> **Written request**:
Reproduce, character for character, every line from the one containing "Bar xyxy=(249,181,496,191)" down to the one containing "Bar xyxy=(249,543,385,553)", including both of those lines.

Excerpts from a layout annotation set

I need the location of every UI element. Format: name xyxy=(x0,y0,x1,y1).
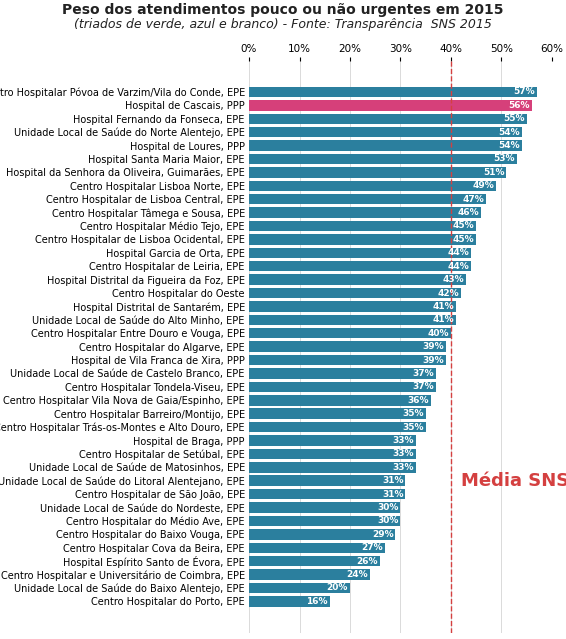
Bar xyxy=(249,181,496,191)
Bar xyxy=(249,489,405,499)
Bar xyxy=(249,502,400,512)
Bar xyxy=(249,408,426,419)
Bar xyxy=(249,154,517,164)
Bar xyxy=(249,220,476,231)
Bar xyxy=(249,114,526,124)
Text: 39%: 39% xyxy=(422,355,444,365)
Bar xyxy=(249,543,385,553)
Text: 45%: 45% xyxy=(452,235,474,244)
Bar xyxy=(249,435,415,446)
Text: 44%: 44% xyxy=(447,249,469,258)
Text: 54%: 54% xyxy=(498,141,520,150)
Text: 37%: 37% xyxy=(412,369,434,378)
Bar xyxy=(249,328,451,339)
Text: 31%: 31% xyxy=(382,489,404,498)
Text: Média SNS: Média SNS xyxy=(461,472,566,489)
Text: 55%: 55% xyxy=(503,114,525,123)
Text: 36%: 36% xyxy=(407,396,428,404)
Text: 37%: 37% xyxy=(412,382,434,391)
Text: 49%: 49% xyxy=(473,181,494,190)
Text: 31%: 31% xyxy=(382,476,404,485)
Text: 33%: 33% xyxy=(392,436,414,445)
Text: 30%: 30% xyxy=(377,516,398,525)
Bar xyxy=(249,288,461,298)
Text: 33%: 33% xyxy=(392,449,414,458)
Text: 26%: 26% xyxy=(357,557,378,566)
Text: 40%: 40% xyxy=(427,328,449,338)
Text: 51%: 51% xyxy=(483,168,504,177)
Text: 24%: 24% xyxy=(346,570,368,579)
Text: 56%: 56% xyxy=(508,101,530,110)
Bar xyxy=(249,141,521,151)
Text: 33%: 33% xyxy=(392,463,414,472)
Text: Peso dos atendimentos pouco ou não urgentes em 2015: Peso dos atendimentos pouco ou não urgen… xyxy=(62,3,504,17)
Bar xyxy=(249,583,350,593)
Text: 57%: 57% xyxy=(513,88,535,96)
Text: 29%: 29% xyxy=(372,530,393,539)
Text: 41%: 41% xyxy=(432,302,454,311)
Bar xyxy=(249,556,380,566)
Bar xyxy=(249,529,396,539)
Bar xyxy=(249,194,486,204)
Text: 35%: 35% xyxy=(402,409,424,418)
Bar xyxy=(249,274,466,285)
Text: 43%: 43% xyxy=(443,275,464,284)
Text: 39%: 39% xyxy=(422,342,444,351)
Bar xyxy=(249,569,370,580)
Text: 44%: 44% xyxy=(447,262,469,271)
Bar xyxy=(249,381,436,392)
Text: 16%: 16% xyxy=(306,597,328,606)
Bar xyxy=(249,449,415,459)
Bar xyxy=(249,261,471,272)
Bar xyxy=(249,368,436,379)
Bar xyxy=(249,462,415,473)
Text: 47%: 47% xyxy=(462,195,484,204)
Bar xyxy=(249,475,405,486)
Bar xyxy=(249,596,330,606)
Text: 54%: 54% xyxy=(498,128,520,137)
Bar xyxy=(249,208,481,218)
Bar xyxy=(249,100,531,111)
Bar xyxy=(249,395,431,406)
Bar xyxy=(249,314,456,325)
Bar xyxy=(249,127,521,137)
Bar xyxy=(249,247,471,258)
Text: 45%: 45% xyxy=(452,222,474,231)
Text: 30%: 30% xyxy=(377,503,398,512)
Text: 41%: 41% xyxy=(432,315,454,325)
Text: 42%: 42% xyxy=(438,289,459,298)
Bar xyxy=(249,167,507,178)
Bar xyxy=(249,234,476,245)
Bar xyxy=(249,87,537,97)
Bar xyxy=(249,301,456,312)
Text: 20%: 20% xyxy=(327,583,348,592)
Text: (triados de verde, azul e branco) - Fonte: Transparência  SNS 2015: (triados de verde, azul e branco) - Font… xyxy=(74,18,492,31)
Text: 35%: 35% xyxy=(402,422,424,431)
Text: 53%: 53% xyxy=(493,155,514,164)
Bar xyxy=(249,516,400,526)
Text: 27%: 27% xyxy=(362,543,383,552)
Bar xyxy=(249,422,426,433)
Text: 46%: 46% xyxy=(457,208,479,217)
Bar xyxy=(249,341,446,352)
Bar xyxy=(249,355,446,366)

> **Finished answer**:
Bar xyxy=(249,181,496,191)
Bar xyxy=(249,489,405,499)
Bar xyxy=(249,502,400,512)
Bar xyxy=(249,408,426,419)
Bar xyxy=(249,154,517,164)
Bar xyxy=(249,220,476,231)
Bar xyxy=(249,114,526,124)
Text: 39%: 39% xyxy=(422,355,444,365)
Bar xyxy=(249,543,385,553)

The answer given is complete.